= Work to do =
List all lines in the material below that contain "新二至六年级".

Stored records

[BEGIN]

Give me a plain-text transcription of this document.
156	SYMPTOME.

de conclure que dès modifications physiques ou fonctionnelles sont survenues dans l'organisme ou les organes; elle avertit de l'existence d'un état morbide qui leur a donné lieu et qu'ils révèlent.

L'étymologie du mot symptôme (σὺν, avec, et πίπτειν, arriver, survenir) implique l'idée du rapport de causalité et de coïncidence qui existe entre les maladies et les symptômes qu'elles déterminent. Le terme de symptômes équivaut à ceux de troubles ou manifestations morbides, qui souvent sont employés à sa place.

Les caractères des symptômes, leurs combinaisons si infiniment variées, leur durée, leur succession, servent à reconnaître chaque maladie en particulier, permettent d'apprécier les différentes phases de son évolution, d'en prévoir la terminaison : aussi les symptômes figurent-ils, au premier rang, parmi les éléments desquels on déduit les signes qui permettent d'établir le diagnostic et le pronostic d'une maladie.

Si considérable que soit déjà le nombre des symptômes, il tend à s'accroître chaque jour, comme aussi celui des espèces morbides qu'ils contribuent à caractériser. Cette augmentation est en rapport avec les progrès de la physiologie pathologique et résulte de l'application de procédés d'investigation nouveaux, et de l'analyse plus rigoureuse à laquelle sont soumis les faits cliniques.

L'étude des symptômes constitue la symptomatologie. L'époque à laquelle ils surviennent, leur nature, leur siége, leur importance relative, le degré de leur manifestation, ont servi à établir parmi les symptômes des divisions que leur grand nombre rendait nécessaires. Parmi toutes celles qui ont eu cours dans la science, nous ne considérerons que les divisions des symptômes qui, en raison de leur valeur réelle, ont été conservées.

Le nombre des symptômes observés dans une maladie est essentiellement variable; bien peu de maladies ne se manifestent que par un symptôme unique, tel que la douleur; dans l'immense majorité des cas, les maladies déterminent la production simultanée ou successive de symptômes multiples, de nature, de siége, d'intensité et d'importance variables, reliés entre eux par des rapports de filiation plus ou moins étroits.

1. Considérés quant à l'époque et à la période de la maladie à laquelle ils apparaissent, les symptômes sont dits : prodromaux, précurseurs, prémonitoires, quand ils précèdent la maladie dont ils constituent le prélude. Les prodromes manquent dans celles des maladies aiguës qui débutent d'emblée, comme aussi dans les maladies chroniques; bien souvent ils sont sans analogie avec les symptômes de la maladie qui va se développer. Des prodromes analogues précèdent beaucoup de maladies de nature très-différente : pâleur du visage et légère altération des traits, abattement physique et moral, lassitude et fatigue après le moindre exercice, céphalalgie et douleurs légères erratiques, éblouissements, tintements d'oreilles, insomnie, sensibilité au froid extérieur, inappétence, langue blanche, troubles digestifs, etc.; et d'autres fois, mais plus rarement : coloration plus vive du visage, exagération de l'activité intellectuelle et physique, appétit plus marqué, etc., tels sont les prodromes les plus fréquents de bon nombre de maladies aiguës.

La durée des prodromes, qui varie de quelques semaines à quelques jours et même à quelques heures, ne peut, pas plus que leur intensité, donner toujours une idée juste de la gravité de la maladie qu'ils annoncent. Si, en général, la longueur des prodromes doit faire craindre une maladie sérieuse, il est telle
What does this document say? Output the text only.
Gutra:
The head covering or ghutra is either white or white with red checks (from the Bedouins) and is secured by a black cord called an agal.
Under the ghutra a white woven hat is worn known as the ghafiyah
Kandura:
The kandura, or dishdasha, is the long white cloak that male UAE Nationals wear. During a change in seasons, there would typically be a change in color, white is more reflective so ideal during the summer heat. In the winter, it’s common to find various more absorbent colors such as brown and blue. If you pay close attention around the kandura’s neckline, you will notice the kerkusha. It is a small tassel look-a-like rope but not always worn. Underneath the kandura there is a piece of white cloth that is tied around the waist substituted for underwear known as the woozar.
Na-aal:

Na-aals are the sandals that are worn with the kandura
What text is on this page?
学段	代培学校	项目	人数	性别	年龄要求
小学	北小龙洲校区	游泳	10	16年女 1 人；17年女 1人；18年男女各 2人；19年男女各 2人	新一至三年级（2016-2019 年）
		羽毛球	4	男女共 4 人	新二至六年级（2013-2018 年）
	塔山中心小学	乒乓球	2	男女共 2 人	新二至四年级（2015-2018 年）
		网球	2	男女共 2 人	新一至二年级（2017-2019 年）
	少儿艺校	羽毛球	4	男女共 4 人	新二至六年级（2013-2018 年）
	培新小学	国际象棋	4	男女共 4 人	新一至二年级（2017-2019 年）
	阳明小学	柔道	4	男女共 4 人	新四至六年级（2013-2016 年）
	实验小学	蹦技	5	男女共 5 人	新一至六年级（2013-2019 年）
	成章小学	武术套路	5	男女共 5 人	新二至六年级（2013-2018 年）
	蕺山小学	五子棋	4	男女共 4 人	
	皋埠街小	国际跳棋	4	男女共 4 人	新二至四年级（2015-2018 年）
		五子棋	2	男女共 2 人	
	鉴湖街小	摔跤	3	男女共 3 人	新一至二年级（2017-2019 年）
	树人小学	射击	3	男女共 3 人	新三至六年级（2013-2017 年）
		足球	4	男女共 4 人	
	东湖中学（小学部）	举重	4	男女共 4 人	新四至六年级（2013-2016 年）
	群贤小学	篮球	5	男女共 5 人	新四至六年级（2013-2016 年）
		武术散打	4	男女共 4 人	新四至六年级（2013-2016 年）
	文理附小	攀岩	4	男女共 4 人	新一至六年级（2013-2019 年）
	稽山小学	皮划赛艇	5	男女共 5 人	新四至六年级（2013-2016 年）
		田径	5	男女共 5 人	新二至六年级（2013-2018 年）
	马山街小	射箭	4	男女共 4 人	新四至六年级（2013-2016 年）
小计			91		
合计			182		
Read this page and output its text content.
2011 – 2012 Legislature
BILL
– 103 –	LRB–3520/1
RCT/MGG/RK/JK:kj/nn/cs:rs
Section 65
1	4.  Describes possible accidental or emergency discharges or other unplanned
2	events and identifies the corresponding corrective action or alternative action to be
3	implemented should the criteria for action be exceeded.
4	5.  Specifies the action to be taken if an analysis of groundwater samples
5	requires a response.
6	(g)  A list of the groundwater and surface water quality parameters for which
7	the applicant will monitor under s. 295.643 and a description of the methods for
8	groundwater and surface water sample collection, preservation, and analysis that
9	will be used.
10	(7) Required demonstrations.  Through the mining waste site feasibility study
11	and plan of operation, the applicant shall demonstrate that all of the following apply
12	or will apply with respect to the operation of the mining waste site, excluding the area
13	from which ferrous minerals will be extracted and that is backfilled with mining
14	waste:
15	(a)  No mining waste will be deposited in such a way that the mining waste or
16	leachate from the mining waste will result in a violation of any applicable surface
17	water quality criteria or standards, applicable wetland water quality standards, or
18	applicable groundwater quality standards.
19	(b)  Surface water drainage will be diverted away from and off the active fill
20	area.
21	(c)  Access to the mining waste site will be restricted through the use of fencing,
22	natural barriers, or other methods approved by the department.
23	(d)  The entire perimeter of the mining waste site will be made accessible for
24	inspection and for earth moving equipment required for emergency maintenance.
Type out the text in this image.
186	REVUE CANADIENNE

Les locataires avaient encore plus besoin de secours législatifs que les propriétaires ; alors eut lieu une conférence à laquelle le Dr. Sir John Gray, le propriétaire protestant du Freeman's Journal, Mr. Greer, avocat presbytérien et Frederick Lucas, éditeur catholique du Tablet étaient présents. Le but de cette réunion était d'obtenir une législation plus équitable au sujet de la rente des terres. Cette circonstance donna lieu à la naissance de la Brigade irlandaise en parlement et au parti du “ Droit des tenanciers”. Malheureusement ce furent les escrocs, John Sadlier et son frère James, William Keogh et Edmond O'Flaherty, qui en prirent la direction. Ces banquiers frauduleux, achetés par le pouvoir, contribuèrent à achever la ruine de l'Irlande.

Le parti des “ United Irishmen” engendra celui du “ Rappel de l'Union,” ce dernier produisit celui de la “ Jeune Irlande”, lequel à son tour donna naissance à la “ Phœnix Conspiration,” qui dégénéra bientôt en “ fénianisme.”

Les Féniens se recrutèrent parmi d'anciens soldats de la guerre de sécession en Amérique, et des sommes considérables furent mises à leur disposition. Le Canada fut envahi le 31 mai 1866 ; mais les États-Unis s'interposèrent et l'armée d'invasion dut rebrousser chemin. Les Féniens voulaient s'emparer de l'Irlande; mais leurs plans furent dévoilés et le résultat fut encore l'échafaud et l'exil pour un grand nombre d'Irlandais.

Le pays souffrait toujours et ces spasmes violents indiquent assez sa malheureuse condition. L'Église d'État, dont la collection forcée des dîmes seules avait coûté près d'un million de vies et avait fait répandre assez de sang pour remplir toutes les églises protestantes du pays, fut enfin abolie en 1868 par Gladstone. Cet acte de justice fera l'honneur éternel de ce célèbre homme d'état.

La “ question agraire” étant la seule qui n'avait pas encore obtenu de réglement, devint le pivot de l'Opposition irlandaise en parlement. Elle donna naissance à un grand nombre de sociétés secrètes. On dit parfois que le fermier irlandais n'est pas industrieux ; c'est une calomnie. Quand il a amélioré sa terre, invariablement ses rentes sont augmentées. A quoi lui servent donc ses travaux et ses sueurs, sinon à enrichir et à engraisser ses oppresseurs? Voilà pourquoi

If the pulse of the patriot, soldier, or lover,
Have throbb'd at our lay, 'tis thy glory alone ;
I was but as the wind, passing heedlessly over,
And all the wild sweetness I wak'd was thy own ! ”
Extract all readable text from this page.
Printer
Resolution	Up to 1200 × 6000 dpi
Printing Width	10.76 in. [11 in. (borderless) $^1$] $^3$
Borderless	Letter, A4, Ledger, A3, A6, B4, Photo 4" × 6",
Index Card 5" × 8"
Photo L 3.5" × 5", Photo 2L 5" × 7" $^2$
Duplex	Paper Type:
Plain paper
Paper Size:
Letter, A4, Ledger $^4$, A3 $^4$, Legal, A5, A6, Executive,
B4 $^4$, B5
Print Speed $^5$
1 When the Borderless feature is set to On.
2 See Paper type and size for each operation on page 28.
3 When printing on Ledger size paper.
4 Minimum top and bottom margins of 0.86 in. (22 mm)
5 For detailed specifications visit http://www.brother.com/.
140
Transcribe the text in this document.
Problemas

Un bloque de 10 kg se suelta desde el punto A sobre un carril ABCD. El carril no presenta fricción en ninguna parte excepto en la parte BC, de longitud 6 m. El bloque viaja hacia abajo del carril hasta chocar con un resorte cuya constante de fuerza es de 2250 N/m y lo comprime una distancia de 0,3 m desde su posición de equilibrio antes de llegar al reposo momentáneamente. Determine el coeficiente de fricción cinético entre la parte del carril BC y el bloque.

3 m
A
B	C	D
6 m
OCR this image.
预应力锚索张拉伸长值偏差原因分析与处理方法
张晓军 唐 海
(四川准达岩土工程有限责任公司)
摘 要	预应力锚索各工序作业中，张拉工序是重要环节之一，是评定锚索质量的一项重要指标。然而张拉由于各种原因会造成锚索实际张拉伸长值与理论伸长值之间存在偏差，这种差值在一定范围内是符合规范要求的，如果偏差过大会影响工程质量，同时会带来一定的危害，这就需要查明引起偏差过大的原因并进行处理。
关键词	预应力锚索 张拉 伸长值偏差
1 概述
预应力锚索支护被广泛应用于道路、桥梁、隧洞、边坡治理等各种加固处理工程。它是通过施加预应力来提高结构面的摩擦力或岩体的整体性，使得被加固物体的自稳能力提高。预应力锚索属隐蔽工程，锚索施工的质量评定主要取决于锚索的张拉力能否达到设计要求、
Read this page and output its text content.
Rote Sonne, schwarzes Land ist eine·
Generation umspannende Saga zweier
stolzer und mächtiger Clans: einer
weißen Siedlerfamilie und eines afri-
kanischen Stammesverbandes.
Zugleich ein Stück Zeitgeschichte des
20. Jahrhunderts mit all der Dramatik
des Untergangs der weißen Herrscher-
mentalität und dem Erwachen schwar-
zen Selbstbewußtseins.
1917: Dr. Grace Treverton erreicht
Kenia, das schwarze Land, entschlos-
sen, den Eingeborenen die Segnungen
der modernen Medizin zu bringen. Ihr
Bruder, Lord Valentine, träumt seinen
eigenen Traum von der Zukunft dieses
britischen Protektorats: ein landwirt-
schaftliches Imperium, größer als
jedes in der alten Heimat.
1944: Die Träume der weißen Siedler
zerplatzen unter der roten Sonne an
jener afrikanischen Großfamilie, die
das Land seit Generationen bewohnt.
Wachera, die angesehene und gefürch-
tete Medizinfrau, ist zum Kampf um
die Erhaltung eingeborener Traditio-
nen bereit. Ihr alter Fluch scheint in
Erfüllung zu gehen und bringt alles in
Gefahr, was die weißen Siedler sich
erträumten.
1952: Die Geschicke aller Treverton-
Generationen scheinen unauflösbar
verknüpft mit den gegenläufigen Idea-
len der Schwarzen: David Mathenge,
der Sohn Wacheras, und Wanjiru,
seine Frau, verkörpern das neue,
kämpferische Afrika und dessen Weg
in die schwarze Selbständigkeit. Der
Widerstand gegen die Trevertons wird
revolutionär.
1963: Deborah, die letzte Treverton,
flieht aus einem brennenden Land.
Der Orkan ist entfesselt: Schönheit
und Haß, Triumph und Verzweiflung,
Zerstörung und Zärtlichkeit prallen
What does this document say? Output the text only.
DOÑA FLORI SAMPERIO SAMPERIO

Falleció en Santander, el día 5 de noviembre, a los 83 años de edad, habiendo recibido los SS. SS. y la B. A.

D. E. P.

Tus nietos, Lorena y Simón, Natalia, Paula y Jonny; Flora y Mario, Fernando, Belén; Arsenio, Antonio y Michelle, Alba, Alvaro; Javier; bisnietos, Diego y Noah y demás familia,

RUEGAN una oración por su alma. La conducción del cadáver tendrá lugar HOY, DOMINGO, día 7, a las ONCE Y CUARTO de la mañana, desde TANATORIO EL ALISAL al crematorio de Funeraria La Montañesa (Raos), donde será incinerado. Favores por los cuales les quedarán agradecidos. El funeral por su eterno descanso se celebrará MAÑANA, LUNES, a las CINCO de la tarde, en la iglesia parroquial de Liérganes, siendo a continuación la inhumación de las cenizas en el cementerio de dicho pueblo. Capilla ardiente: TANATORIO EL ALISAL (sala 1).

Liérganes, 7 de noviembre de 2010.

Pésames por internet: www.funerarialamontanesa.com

[END]

= Solution for this task =
		羽毛球	4	男女共 4 人	新二至六年级（2013-2018 年）
	少儿艺校	羽毛球	4	男女共 4 人	新二至六年级（2013-2018 年）
	成章小学	武术套路	5	男女共 5 人	新二至六年级（2013-2018 年）
		田径	5	男女共 5 人	新二至六年级（2013-2018 年）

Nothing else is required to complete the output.